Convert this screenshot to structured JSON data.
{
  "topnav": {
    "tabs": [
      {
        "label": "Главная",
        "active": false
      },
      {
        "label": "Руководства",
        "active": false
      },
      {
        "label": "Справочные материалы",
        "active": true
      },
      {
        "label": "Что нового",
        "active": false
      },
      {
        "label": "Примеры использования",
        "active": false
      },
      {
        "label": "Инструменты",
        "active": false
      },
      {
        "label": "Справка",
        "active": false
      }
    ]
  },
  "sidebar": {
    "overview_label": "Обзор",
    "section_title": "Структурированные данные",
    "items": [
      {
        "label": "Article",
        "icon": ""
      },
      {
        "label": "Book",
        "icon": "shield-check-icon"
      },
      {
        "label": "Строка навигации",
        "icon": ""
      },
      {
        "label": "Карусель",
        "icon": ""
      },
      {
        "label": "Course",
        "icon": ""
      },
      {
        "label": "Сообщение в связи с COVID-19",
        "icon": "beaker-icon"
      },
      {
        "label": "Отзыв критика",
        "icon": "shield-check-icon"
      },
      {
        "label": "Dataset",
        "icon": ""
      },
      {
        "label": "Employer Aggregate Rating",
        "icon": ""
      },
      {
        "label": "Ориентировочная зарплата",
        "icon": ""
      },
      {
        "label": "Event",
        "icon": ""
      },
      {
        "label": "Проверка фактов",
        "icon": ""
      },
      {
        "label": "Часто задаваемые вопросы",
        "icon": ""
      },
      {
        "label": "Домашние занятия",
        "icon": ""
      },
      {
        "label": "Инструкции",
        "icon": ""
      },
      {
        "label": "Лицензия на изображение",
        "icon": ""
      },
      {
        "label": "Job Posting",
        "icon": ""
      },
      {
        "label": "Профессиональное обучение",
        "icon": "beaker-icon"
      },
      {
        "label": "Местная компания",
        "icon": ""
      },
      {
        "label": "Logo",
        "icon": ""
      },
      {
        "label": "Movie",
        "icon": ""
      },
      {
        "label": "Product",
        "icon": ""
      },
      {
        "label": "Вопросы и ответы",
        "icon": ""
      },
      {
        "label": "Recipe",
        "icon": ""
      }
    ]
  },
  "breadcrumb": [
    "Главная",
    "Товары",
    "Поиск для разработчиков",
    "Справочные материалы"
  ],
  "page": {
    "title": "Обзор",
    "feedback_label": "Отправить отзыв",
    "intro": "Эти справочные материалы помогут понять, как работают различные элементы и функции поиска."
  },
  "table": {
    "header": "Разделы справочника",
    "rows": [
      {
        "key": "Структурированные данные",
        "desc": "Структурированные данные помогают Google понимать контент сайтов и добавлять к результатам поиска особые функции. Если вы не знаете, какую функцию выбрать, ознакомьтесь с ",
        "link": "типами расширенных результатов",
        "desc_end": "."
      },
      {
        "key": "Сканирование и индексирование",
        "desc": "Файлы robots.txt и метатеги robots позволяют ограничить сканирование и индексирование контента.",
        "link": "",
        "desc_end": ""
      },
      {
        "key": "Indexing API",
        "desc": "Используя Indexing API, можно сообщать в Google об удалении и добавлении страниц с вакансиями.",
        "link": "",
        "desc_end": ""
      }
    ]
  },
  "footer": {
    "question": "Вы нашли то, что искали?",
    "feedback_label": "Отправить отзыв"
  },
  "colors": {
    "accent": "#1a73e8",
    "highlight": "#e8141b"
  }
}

══════

**Exercise task**
Copy out each line above, character for character.

**Final result**
Convert this screenshot to structured JSON data.
{
  "topnav": {
    "tabs": [
      {
        "label": "Главная",
        "active": false
      },
      {
        "label": "Руководства",
        "active": false
      },
      {
        "label": "Справочные материалы",
        "active": true
      },
      {
        "label": "Что нового",
        "active": false
      },
      {
        "label": "Примеры использования",
        "active": false
      },
      {
        "label": "Инструменты",
        "active": false
      },
      {
        "label": "Справка",
        "active": false
      }
    ]
  },
  "sidebar": {
    "overview_label": "Обзор",
    "section_title": "Структурированные данные",
    "items": [
      {
        "label": "Article",
        "icon": ""
      },
      {
        "label": "Book",
        "icon": "shield-check-icon"
      },
      {
        "label": "Строка навигации",
        "icon": ""
      },
      {
        "label": "Карусель",
        "icon": ""
      },
      {
        "label": "Course",
        "icon": ""
      },
      {
        "label": "Сообщение в связи с COVID-19",
        "icon": "beaker-icon"
      },
      {
        "label": "Отзыв критика",
        "icon": "shield-check-icon"
      },
      {
        "label": "Dataset",
        "icon": ""
      },
      {
        "label": "Employer Aggregate Rating",
        "icon": ""
      },
      {
        "label": "Ориентировочная зарплата",
        "icon": ""
      },
      {
        "label": "Event",
        "icon": ""
      },
      {
        "label": "Проверка фактов",
        "icon": ""
      },
      {
        "label": "Часто задаваемые вопросы",
        "icon": ""
      },
      {
        "label": "Домашние занятия",
        "icon": ""
      },
      {
        "label": "Инструкции",
        "icon": ""
      },
      {
        "label": "Лицензия на изображение",
        "icon": ""
      },
      {
        "label": "Job Posting",
        "icon": ""
      },
      {
        "label": "Профессиональное обучение",
        "icon": "beaker-icon"
      },
      {
        "label": "Местная компания",
        "icon": ""
      },
      {
        "label": "Logo",
        "icon": ""
      },
      {
        "label": "Movie",
        "icon": ""
      },
      {
        "label": "Product",
        "icon": ""
      },
      {
        "label": "Вопросы и ответы",
        "icon": ""
      },
      {
        "label": "Recipe",
        "icon": ""
      }
    ]
  },
  "breadcrumb": [
    "Главная",
    "Товары",
    "Поиск для разработчиков",
    "Справочные материалы"
  ],
  "page": {
    "title": "Обзор",
    "feedback_label": "Отправить отзыв",
    "intro": "Эти справочные материалы помогут понять, как работают различные элементы и функции поиска."
  },
  "table": {
    "header": "Разделы справочника",
    "rows": [
      {
        "key": "Структурированные данные",
        "desc": "Структурированные данные помогают Google понимать контент сайтов и добавлять к результатам поиска особые функции. Если вы не знаете, какую функцию выбрать, ознакомьтесь с ",
        "link": "типами расширенных результатов",
        "desc_end": "."
      },
      {
        "key": "Сканирование и индексирование",
        "desc": "Файлы robots.txt и метатеги robots позволяют ограничить сканирование и индексирование контента.",
        "link": "",
        "desc_end": ""
      },
      {
        "key": "Indexing API",
        "desc": "Используя Indexing API, можно сообщать в Google об удалении и добавлении страниц с вакансиями.",
        "link": "",
        "desc_end": ""
      }
    ]
  },
  "footer": {
    "question": "Вы нашли то, что искали?",
    "feedback_label": "Отправить отзыв"
  },
  "colors": {
    "accent": "#1a73e8",
    "highlight": "#e8141b"
  }
}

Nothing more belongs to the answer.